--- GIVEN RECORDS ---
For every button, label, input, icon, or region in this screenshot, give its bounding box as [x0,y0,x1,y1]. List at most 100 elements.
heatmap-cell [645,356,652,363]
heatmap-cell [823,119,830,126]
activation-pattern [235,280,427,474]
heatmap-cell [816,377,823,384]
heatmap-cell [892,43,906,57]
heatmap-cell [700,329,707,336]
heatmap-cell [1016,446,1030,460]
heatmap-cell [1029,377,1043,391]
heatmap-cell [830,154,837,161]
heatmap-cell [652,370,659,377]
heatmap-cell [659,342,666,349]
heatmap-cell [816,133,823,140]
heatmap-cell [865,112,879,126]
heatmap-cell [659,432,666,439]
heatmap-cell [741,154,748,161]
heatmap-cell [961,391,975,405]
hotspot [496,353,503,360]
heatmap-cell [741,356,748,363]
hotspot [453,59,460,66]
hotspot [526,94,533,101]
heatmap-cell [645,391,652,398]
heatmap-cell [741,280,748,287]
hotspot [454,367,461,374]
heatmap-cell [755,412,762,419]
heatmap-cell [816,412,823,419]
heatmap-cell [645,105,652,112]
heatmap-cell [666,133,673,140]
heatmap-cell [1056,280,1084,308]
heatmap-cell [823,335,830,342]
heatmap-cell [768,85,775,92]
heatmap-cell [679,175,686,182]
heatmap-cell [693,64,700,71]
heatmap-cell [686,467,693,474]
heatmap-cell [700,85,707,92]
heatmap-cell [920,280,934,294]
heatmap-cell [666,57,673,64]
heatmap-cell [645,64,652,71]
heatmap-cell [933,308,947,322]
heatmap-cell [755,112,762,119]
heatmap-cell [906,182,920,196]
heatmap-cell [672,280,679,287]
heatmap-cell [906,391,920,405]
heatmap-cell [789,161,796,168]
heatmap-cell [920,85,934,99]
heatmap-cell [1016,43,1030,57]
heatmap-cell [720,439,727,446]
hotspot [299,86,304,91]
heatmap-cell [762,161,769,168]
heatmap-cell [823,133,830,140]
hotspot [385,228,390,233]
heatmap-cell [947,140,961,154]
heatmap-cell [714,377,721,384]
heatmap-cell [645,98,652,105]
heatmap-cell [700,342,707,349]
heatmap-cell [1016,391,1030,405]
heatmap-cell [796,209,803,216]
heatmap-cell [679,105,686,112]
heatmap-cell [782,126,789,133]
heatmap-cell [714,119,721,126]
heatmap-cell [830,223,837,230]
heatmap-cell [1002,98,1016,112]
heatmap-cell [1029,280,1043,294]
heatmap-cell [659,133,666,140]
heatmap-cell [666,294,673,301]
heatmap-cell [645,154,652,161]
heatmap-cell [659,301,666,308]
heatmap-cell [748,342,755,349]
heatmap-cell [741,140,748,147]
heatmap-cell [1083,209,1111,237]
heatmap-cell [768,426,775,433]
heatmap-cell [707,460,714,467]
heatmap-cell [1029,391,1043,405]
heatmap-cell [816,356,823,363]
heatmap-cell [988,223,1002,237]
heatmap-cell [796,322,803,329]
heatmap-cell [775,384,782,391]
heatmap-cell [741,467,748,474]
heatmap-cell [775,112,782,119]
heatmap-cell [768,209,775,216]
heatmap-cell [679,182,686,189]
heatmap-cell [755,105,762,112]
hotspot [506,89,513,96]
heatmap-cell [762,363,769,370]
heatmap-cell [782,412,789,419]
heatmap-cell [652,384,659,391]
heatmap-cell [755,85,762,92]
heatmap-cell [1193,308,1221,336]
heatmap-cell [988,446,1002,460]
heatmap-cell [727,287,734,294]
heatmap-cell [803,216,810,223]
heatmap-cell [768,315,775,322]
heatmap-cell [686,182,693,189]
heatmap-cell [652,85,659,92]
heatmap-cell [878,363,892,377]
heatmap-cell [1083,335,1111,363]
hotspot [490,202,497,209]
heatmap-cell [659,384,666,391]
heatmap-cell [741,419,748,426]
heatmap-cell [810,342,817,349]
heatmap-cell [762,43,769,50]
---
◆ **DIRECTION**: Copy every entry above word for word, keeping each line in its original order.

◆ **FINISHED EXERCISE**:
For every button, label, input, icon, or region in this screenshot, give its bounding box as [x0,y0,x1,y1]. List at most 100 elements.
heatmap-cell [645,356,652,363]
heatmap-cell [823,119,830,126]
activation-pattern [235,280,427,474]
heatmap-cell [816,377,823,384]
heatmap-cell [892,43,906,57]
heatmap-cell [700,329,707,336]
heatmap-cell [1016,446,1030,460]
heatmap-cell [1029,377,1043,391]
heatmap-cell [830,154,837,161]
heatmap-cell [652,370,659,377]
heatmap-cell [659,342,666,349]
heatmap-cell [816,133,823,140]
heatmap-cell [865,112,879,126]
heatmap-cell [659,432,666,439]
heatmap-cell [741,154,748,161]
heatmap-cell [961,391,975,405]
hotspot [496,353,503,360]
heatmap-cell [741,356,748,363]
hotspot [453,59,460,66]
hotspot [526,94,533,101]
heatmap-cell [645,391,652,398]
heatmap-cell [741,280,748,287]
hotspot [454,367,461,374]
heatmap-cell [755,412,762,419]
heatmap-cell [816,412,823,419]
heatmap-cell [645,105,652,112]
heatmap-cell [666,133,673,140]
heatmap-cell [1056,280,1084,308]
heatmap-cell [823,335,830,342]
heatmap-cell [768,85,775,92]
heatmap-cell [679,175,686,182]
heatmap-cell [693,64,700,71]
heatmap-cell [686,467,693,474]
heatmap-cell [700,85,707,92]
heatmap-cell [920,280,934,294]
heatmap-cell [666,57,673,64]
heatmap-cell [645,64,652,71]
heatmap-cell [933,308,947,322]
heatmap-cell [755,112,762,119]
heatmap-cell [906,182,920,196]
heatmap-cell [672,280,679,287]
heatmap-cell [906,391,920,405]
heatmap-cell [789,161,796,168]
heatmap-cell [920,85,934,99]
heatmap-cell [1016,43,1030,57]
heatmap-cell [720,439,727,446]
hotspot [299,86,304,91]
heatmap-cell [762,161,769,168]
heatmap-cell [823,133,830,140]
hotspot [385,228,390,233]
heatmap-cell [947,140,961,154]
heatmap-cell [714,377,721,384]
heatmap-cell [645,98,652,105]
heatmap-cell [700,342,707,349]
heatmap-cell [1016,391,1030,405]
heatmap-cell [796,209,803,216]
heatmap-cell [679,105,686,112]
heatmap-cell [782,126,789,133]
heatmap-cell [714,119,721,126]
heatmap-cell [830,223,837,230]
heatmap-cell [1002,98,1016,112]
heatmap-cell [1029,280,1043,294]
heatmap-cell [659,133,666,140]
heatmap-cell [666,294,673,301]
heatmap-cell [645,154,652,161]
heatmap-cell [659,301,666,308]
heatmap-cell [748,342,755,349]
heatmap-cell [741,140,748,147]
heatmap-cell [1083,209,1111,237]
heatmap-cell [768,426,775,433]
heatmap-cell [707,460,714,467]
heatmap-cell [1029,391,1043,405]
heatmap-cell [816,356,823,363]
heatmap-cell [988,223,1002,237]
heatmap-cell [796,322,803,329]
heatmap-cell [775,384,782,391]
heatmap-cell [741,467,748,474]
heatmap-cell [775,112,782,119]
heatmap-cell [768,209,775,216]
heatmap-cell [679,182,686,189]
heatmap-cell [755,105,762,112]
hotspot [506,89,513,96]
heatmap-cell [762,363,769,370]
heatmap-cell [782,412,789,419]
heatmap-cell [652,384,659,391]
heatmap-cell [755,85,762,92]
heatmap-cell [1193,308,1221,336]
heatmap-cell [988,446,1002,460]
heatmap-cell [727,287,734,294]
heatmap-cell [803,216,810,223]
heatmap-cell [768,315,775,322]
heatmap-cell [686,182,693,189]
heatmap-cell [652,85,659,92]
heatmap-cell [878,363,892,377]
heatmap-cell [1083,335,1111,363]
hotspot [490,202,497,209]
heatmap-cell [659,384,666,391]
heatmap-cell [741,419,748,426]
heatmap-cell [810,342,817,349]
heatmap-cell [762,43,769,50]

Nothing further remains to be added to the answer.